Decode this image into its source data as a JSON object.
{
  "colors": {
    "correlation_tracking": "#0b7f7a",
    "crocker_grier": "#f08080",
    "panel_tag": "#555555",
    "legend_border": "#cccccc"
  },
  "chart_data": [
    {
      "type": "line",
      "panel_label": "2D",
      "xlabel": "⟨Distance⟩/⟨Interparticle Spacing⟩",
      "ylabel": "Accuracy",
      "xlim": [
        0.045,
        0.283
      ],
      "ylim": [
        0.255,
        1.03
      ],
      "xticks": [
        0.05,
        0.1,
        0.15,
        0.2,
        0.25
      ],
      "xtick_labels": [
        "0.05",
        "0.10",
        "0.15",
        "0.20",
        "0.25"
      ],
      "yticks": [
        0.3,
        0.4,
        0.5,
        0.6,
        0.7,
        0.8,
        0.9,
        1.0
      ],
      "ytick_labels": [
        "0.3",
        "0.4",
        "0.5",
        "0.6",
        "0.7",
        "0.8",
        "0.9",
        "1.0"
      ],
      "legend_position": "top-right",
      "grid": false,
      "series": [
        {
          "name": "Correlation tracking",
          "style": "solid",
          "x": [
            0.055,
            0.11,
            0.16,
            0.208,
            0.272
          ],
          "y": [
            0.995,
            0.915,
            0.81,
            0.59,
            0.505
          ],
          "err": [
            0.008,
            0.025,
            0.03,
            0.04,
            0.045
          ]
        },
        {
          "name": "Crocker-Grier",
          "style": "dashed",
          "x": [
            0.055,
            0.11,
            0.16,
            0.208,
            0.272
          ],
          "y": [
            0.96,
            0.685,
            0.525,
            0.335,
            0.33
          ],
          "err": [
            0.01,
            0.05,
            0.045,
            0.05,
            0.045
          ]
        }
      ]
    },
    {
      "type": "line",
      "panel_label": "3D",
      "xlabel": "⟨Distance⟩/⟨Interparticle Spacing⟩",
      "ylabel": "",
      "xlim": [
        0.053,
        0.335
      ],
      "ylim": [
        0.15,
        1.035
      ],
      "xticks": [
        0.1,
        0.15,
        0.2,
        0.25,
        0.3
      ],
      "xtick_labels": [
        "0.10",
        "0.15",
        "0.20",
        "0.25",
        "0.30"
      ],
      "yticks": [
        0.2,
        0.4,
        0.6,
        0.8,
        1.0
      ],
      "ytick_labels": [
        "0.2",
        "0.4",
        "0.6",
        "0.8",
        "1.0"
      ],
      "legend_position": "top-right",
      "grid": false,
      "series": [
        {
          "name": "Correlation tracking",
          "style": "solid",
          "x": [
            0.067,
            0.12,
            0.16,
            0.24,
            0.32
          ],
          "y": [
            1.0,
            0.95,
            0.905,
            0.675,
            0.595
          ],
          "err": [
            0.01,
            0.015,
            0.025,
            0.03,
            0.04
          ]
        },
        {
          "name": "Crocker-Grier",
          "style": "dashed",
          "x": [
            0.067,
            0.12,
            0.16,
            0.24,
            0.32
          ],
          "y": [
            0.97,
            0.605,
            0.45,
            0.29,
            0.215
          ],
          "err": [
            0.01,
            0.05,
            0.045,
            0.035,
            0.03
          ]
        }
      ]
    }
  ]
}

####

(Task requirements): Reproduce each entry exactly, leaving out nothing.

(Solution below):
Decode this image into its source data as a JSON object.
{
  "colors": {
    "correlation_tracking": "#0b7f7a",
    "crocker_grier": "#f08080",
    "panel_tag": "#555555",
    "legend_border": "#cccccc"
  },
  "chart_data": [
    {
      "type": "line",
      "panel_label": "2D",
      "xlabel": "⟨Distance⟩/⟨Interparticle Spacing⟩",
      "ylabel": "Accuracy",
      "xlim": [
        0.045,
        0.283
      ],
      "ylim": [
        0.255,
        1.03
      ],
      "xticks": [
        0.05,
        0.1,
        0.15,
        0.2,
        0.25
      ],
      "xtick_labels": [
        "0.05",
        "0.10",
        "0.15",
        "0.20",
        "0.25"
      ],
      "yticks": [
        0.3,
        0.4,
        0.5,
        0.6,
        0.7,
        0.8,
        0.9,
        1.0
      ],
      "ytick_labels": [
        "0.3",
        "0.4",
        "0.5",
        "0.6",
        "0.7",
        "0.8",
        "0.9",
        "1.0"
      ],
      "legend_position": "top-right",
      "grid": false,
      "series": [
        {
          "name": "Correlation tracking",
          "style": "solid",
          "x": [
            0.055,
            0.11,
            0.16,
            0.208,
            0.272
          ],
          "y": [
            0.995,
            0.915,
            0.81,
            0.59,
            0.505
          ],
          "err": [
            0.008,
            0.025,
            0.03,
            0.04,
            0.045
          ]
        },
        {
          "name": "Crocker-Grier",
          "style": "dashed",
          "x": [
            0.055,
            0.11,
            0.16,
            0.208,
            0.272
          ],
          "y": [
            0.96,
            0.685,
            0.525,
            0.335,
            0.33
          ],
          "err": [
            0.01,
            0.05,
            0.045,
            0.05,
            0.045
          ]
        }
      ]
    },
    {
      "type": "line",
      "panel_label": "3D",
      "xlabel": "⟨Distance⟩/⟨Interparticle Spacing⟩",
      "ylabel": "",
      "xlim": [
        0.053,
        0.335
      ],
      "ylim": [
        0.15,
        1.035
      ],
      "xticks": [
        0.1,
        0.15,
        0.2,
        0.25,
        0.3
      ],
      "xtick_labels": [
        "0.10",
        "0.15",
        "0.20",
        "0.25",
        "0.30"
      ],
      "yticks": [
        0.2,
        0.4,
        0.6,
        0.8,
        1.0
      ],
      "ytick_labels": [
        "0.2",
        "0.4",
        "0.6",
        "0.8",
        "1.0"
      ],
      "legend_position": "top-right",
      "grid": false,
      "series": [
        {
          "name": "Correlation tracking",
          "style": "solid",
          "x": [
            0.067,
            0.12,
            0.16,
            0.24,
            0.32
          ],
          "y": [
            1.0,
            0.95,
            0.905,
            0.675,
            0.595
          ],
          "err": [
            0.01,
            0.015,
            0.025,
            0.03,
            0.04
          ]
        },
        {
          "name": "Crocker-Grier",
          "style": "dashed",
          "x": [
            0.067,
            0.12,
            0.16,
            0.24,
            0.32
          ],
          "y": [
            0.97,
            0.605,
            0.45,
            0.29,
            0.215
          ],
          "err": [
            0.01,
            0.05,
            0.045,
            0.035,
            0.03
          ]
        }
      ]
    }
  ]
}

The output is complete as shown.